- Written exercise
Reproduce the listing below in its entirety. Change nothing.

-- Available data start --

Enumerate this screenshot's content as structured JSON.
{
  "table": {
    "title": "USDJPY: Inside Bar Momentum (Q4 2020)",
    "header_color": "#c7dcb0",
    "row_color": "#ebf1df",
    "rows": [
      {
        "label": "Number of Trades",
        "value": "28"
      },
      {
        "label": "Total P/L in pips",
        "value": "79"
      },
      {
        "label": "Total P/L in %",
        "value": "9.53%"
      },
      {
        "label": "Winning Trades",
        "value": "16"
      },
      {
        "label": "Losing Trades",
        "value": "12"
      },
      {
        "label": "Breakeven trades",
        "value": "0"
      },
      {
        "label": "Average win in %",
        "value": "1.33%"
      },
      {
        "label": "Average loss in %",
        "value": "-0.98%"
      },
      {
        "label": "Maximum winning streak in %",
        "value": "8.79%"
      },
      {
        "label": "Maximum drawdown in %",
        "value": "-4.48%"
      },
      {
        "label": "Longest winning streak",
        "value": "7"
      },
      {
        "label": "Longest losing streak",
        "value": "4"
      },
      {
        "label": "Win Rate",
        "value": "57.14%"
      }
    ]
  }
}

-- Available data end --

- Correct response
Enumerate this screenshot's content as structured JSON.
{
  "table": {
    "title": "USDJPY: Inside Bar Momentum (Q4 2020)",
    "header_color": "#c7dcb0",
    "row_color": "#ebf1df",
    "rows": [
      {
        "label": "Number of Trades",
        "value": "28"
      },
      {
        "label": "Total P/L in pips",
        "value": "79"
      },
      {
        "label": "Total P/L in %",
        "value": "9.53%"
      },
      {
        "label": "Winning Trades",
        "value": "16"
      },
      {
        "label": "Losing Trades",
        "value": "12"
      },
      {
        "label": "Breakeven trades",
        "value": "0"
      },
      {
        "label": "Average win in %",
        "value": "1.33%"
      },
      {
        "label": "Average loss in %",
        "value": "-0.98%"
      },
      {
        "label": "Maximum winning streak in %",
        "value": "8.79%"
      },
      {
        "label": "Maximum drawdown in %",
        "value": "-4.48%"
      },
      {
        "label": "Longest winning streak",
        "value": "7"
      },
      {
        "label": "Longest losing streak",
        "value": "4"
      },
      {
        "label": "Win Rate",
        "value": "57.14%"
      }
    ]
  }
}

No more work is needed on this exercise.